WHAT THE TASK REQUIRES — Locate the lines that hold the string "उतरद". Copy every such line.

---------- MATERIAL SUPPLIED ----------

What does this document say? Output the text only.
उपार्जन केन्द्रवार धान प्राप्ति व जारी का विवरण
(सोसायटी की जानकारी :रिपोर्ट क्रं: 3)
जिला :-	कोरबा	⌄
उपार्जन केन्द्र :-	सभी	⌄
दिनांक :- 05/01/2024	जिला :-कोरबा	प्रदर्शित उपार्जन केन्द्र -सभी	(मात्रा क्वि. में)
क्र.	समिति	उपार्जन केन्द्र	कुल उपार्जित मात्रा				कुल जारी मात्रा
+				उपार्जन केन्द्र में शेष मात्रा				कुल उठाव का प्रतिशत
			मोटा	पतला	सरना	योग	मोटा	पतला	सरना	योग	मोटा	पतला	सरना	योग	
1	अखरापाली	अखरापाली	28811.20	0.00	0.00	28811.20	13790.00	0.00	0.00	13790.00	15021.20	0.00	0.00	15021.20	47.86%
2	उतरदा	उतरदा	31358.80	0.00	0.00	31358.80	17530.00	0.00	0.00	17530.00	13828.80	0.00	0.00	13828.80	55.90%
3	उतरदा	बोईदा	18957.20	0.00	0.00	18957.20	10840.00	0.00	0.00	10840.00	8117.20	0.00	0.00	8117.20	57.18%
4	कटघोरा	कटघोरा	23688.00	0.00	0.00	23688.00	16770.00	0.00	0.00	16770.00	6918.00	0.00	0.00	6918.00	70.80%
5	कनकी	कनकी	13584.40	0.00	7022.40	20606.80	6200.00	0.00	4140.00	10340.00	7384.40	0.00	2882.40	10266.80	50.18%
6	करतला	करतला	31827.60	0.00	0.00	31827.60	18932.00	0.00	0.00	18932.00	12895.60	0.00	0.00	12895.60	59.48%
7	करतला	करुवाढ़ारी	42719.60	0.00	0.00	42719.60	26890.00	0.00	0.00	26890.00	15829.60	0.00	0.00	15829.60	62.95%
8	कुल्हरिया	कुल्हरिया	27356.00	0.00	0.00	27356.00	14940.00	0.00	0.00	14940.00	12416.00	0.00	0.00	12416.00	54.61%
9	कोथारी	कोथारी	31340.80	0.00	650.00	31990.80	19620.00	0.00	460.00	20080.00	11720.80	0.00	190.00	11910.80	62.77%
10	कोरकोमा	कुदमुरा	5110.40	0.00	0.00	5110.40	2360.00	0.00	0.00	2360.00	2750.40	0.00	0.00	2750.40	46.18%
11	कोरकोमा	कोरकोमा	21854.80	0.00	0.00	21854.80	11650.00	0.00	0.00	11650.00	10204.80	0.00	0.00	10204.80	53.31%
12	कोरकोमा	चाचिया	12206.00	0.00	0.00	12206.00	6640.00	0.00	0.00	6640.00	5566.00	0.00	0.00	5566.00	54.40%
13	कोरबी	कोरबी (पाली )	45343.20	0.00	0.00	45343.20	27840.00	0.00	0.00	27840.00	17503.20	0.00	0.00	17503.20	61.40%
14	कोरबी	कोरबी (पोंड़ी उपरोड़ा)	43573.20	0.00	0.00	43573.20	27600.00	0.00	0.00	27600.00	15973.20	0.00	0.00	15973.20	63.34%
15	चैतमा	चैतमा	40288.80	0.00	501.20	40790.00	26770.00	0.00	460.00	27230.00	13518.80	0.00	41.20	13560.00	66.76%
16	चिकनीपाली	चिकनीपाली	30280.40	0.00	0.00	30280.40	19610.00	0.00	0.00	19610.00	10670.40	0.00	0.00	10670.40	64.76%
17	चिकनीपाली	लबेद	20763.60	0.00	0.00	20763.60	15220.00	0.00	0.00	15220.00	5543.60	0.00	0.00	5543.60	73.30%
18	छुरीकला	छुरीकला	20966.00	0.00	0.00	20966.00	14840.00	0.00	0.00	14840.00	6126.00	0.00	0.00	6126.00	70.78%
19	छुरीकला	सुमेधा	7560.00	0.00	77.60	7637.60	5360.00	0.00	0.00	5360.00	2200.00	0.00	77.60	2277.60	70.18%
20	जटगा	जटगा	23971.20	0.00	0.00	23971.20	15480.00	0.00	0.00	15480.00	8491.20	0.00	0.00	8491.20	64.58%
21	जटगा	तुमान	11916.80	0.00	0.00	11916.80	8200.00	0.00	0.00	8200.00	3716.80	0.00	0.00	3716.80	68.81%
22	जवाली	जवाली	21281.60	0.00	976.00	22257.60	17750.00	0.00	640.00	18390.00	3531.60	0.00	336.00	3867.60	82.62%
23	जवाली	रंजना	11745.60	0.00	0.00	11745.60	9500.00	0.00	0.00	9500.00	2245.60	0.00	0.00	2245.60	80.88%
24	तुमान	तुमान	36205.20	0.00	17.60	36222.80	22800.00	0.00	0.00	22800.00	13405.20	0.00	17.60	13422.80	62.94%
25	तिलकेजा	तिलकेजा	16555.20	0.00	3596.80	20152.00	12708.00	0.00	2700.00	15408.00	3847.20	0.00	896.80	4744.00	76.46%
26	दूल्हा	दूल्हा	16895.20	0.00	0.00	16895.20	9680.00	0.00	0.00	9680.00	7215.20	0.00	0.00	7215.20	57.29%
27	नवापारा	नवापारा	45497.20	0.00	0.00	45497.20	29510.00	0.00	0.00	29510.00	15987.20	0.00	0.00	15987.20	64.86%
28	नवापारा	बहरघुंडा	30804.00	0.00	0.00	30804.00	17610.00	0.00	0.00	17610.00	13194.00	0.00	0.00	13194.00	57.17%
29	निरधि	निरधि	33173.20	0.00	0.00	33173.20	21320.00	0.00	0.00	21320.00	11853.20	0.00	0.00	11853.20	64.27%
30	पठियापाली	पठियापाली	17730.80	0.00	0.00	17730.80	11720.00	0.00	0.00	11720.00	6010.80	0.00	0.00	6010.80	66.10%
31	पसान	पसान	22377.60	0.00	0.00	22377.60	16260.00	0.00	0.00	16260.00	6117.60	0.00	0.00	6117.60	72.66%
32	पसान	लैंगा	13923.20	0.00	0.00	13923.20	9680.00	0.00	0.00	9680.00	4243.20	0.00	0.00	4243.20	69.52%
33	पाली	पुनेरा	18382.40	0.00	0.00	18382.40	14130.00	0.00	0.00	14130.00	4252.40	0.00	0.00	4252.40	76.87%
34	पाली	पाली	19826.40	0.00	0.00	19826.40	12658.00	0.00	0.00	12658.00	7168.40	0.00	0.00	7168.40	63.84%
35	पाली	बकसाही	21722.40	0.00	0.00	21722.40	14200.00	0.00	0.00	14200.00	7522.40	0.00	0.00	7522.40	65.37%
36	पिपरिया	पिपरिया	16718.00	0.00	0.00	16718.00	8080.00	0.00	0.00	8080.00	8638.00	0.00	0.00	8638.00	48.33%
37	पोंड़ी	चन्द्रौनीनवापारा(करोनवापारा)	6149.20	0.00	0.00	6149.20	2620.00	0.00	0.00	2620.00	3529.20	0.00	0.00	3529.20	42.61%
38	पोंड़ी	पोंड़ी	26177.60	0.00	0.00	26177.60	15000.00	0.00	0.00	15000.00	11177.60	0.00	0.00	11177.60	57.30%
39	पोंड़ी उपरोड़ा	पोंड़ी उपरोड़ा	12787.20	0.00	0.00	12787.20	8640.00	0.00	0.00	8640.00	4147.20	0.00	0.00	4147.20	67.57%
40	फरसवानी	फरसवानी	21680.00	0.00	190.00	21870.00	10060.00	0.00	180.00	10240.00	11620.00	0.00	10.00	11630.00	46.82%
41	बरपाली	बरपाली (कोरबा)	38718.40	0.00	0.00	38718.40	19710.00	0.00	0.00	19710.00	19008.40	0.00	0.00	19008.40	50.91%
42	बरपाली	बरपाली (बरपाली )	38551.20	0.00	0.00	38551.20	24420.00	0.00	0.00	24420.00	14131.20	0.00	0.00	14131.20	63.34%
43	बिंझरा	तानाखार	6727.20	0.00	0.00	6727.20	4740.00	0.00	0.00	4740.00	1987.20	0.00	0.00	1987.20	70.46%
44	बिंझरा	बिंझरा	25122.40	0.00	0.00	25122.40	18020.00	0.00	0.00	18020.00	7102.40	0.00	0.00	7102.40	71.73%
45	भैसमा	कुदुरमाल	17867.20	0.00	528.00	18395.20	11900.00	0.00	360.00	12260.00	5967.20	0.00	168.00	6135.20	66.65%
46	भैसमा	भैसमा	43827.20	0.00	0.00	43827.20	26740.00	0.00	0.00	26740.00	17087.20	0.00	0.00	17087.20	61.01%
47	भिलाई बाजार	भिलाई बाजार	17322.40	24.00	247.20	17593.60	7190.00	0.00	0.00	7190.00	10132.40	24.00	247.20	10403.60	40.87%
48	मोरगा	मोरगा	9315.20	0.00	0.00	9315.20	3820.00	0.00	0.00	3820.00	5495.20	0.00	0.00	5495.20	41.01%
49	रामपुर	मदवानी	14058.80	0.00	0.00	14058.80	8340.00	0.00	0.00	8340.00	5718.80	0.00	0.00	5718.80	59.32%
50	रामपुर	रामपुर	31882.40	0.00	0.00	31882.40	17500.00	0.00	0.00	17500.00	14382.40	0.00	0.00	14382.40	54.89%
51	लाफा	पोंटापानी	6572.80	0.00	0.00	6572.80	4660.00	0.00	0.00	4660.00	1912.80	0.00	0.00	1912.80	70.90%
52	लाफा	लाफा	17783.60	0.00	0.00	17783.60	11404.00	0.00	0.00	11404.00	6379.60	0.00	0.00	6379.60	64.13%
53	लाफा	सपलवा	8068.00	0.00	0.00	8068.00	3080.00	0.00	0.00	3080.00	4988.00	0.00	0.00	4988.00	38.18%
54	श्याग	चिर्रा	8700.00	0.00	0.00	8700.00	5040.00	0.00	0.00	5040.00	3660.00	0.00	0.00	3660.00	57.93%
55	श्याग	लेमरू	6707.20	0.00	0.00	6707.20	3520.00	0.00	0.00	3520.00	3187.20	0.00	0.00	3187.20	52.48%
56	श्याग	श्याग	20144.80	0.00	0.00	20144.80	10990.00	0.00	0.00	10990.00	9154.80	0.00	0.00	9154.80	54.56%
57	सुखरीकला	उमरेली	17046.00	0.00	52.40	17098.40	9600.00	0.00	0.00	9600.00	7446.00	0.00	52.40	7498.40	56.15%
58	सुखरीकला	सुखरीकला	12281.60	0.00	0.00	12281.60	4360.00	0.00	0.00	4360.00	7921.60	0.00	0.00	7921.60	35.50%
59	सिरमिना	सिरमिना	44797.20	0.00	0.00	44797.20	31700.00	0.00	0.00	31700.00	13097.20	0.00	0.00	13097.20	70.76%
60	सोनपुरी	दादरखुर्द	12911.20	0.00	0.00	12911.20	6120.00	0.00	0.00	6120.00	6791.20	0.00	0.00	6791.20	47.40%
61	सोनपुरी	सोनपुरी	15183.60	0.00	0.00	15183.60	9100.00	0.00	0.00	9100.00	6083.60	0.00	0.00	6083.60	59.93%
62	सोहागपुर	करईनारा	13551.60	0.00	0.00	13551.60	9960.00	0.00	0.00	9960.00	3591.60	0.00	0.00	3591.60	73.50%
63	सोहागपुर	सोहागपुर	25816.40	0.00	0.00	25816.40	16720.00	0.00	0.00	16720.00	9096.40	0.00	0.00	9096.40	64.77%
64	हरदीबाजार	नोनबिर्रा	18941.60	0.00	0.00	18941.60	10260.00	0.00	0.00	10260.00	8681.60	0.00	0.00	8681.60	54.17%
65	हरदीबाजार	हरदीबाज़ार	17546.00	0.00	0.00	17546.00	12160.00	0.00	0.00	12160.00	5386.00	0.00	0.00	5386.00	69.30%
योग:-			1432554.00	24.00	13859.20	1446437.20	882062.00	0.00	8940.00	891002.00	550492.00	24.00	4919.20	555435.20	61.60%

----------

WRITTEN REPLY —
2	उतरदा	उतरदा	31358.80	0.00	0.00	31358.80	17530.00	0.00	0.00	17530.00	13828.80	0.00	0.00	13828.80	55.90%
3	उतरदा	बोईदा	18957.20	0.00	0.00	18957.20	10840.00	0.00	0.00	10840.00	8117.20	0.00	0.00	8117.20	57.18%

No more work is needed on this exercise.